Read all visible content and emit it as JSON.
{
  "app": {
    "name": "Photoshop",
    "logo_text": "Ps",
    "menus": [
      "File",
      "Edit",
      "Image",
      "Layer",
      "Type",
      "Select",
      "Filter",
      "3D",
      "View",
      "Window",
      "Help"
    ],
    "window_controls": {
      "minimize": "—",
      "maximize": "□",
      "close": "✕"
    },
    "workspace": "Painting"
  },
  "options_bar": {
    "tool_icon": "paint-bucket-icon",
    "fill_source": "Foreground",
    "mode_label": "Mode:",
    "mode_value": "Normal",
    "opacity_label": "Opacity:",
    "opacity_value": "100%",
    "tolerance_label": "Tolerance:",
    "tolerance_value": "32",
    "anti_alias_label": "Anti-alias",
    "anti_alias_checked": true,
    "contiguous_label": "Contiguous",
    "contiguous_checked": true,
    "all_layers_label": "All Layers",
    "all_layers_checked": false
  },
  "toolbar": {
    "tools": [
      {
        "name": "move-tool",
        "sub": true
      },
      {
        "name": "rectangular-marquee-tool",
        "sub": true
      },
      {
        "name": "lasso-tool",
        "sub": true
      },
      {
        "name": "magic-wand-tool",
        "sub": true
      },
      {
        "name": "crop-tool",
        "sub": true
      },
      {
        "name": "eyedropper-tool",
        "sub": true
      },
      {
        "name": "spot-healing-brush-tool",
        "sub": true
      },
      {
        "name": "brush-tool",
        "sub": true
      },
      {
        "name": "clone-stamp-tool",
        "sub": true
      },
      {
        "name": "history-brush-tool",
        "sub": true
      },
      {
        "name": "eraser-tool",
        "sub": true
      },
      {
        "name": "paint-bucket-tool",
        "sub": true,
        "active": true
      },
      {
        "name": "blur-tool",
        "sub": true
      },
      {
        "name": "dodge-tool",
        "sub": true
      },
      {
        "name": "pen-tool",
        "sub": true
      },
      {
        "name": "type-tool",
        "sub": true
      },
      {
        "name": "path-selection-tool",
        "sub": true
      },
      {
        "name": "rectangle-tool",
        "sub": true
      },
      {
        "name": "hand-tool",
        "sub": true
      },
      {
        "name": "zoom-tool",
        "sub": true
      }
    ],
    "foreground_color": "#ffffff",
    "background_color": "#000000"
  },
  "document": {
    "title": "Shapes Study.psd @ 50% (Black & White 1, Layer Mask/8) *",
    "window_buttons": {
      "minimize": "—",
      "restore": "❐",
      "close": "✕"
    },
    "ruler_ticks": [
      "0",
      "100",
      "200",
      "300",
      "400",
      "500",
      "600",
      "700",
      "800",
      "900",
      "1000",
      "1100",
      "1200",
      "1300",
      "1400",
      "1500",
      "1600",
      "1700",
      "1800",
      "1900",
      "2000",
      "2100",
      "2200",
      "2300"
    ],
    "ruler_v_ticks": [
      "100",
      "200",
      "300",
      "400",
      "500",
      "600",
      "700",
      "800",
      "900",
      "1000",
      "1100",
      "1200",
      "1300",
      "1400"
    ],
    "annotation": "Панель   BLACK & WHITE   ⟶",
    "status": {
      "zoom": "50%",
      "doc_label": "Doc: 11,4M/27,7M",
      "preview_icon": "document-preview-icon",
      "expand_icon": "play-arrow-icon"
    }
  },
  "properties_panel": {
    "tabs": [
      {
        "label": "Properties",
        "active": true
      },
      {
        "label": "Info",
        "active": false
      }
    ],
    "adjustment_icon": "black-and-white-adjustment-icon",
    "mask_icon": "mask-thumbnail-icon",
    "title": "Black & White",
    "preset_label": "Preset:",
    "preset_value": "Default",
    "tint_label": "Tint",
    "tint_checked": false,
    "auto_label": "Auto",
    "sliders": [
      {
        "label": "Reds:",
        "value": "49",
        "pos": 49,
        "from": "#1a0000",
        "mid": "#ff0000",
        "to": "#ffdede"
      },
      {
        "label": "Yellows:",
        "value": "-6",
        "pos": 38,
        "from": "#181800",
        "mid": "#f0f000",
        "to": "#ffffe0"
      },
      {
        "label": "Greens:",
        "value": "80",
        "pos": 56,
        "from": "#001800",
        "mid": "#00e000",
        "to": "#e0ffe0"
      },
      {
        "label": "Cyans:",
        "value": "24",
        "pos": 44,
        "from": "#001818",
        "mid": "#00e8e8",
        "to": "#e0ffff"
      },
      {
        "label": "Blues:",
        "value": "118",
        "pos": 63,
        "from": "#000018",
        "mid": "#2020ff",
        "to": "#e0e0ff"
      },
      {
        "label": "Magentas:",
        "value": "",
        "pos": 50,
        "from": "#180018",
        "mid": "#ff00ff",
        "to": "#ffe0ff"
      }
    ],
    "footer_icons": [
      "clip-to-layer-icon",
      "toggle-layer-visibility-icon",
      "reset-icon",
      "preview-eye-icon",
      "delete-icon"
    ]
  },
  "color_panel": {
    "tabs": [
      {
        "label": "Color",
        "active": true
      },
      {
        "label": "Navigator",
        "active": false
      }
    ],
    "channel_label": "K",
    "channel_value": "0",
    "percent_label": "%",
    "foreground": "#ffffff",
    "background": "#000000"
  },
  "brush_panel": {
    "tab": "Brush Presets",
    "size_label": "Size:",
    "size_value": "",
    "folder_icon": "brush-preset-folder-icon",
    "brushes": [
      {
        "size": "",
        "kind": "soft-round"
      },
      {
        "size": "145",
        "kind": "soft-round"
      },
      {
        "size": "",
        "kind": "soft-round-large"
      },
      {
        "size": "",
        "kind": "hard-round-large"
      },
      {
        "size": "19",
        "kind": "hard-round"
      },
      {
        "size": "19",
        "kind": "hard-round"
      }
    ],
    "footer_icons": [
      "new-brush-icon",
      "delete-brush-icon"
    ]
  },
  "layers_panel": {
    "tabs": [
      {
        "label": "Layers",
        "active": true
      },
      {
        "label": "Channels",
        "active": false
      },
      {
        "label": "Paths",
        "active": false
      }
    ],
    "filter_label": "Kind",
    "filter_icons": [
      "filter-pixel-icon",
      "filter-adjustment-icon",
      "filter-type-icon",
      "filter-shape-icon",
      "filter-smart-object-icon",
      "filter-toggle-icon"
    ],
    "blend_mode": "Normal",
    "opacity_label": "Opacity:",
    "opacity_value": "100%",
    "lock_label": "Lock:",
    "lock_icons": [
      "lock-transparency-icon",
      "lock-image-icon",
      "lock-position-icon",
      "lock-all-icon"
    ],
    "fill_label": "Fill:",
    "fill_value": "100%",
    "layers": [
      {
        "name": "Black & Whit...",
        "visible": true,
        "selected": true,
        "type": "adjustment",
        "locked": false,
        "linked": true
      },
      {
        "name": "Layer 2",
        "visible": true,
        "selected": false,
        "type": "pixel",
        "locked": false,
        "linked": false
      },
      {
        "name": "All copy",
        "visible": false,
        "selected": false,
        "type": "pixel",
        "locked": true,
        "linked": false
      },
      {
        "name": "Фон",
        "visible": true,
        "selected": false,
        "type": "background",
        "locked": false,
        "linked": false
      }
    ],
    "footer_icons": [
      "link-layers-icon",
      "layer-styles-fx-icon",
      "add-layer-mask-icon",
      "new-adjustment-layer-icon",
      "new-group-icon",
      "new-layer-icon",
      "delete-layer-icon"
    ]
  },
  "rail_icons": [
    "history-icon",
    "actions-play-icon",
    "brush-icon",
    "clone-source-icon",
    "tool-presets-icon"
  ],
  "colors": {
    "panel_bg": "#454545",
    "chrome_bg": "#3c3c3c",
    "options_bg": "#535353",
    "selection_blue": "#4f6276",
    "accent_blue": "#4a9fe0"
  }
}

**YOUR GOAL:**
Select every line above that contains the word "large", and copy it.

**TASK SOLUTION:**
        "kind": "soft-round-large"
        "kind": "hard-round-large"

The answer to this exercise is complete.